## Saved entries
((

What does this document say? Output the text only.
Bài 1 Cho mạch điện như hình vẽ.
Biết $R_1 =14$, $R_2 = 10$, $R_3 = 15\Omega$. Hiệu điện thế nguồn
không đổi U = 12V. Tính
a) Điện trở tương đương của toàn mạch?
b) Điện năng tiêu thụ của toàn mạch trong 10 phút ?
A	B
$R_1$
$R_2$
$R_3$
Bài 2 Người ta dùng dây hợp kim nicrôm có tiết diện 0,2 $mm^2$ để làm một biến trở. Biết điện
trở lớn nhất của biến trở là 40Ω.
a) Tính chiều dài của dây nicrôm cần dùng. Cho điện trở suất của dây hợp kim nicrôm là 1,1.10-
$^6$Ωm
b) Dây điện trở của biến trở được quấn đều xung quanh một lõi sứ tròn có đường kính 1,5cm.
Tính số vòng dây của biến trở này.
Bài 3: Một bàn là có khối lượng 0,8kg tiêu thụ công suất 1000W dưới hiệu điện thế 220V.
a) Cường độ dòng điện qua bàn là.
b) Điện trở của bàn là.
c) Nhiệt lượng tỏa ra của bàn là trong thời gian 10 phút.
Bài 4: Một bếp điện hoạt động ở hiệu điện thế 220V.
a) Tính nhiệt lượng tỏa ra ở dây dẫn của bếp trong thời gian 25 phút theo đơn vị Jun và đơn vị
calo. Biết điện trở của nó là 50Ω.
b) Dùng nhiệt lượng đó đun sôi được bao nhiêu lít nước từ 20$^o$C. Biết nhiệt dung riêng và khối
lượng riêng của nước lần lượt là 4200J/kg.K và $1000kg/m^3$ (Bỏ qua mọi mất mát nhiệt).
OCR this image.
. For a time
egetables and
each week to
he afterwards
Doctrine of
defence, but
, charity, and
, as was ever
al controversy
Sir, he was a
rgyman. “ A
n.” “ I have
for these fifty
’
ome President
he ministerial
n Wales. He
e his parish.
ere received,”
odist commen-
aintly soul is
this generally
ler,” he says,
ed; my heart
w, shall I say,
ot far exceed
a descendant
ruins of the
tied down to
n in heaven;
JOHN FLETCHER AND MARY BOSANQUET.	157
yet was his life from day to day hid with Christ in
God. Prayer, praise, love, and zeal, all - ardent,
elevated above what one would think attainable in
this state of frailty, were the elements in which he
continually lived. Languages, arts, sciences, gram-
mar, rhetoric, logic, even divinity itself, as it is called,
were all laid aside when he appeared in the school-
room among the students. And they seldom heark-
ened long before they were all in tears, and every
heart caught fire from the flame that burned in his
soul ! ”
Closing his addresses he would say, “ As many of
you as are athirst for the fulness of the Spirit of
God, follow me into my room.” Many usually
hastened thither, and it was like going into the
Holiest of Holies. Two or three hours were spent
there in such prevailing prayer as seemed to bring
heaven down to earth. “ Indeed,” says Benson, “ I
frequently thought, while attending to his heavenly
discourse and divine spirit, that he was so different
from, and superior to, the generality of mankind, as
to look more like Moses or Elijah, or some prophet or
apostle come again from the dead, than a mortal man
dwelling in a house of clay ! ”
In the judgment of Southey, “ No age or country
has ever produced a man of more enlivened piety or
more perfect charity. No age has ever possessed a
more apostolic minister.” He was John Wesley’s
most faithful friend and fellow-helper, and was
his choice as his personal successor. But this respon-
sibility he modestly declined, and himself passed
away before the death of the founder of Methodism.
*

))

## What the task requires
Identify all lines where the word "khối" shows up. Copy them.

## Answer in full
Bài 3: Một bàn là có khối lượng 0,8kg tiêu thụ công suất 1000W dưới hiệu điện thế 220V.
b) Dùng nhiệt lượng đó đun sôi được bao nhiêu lít nước từ 20$^o$C. Biết nhiệt dung riêng và khối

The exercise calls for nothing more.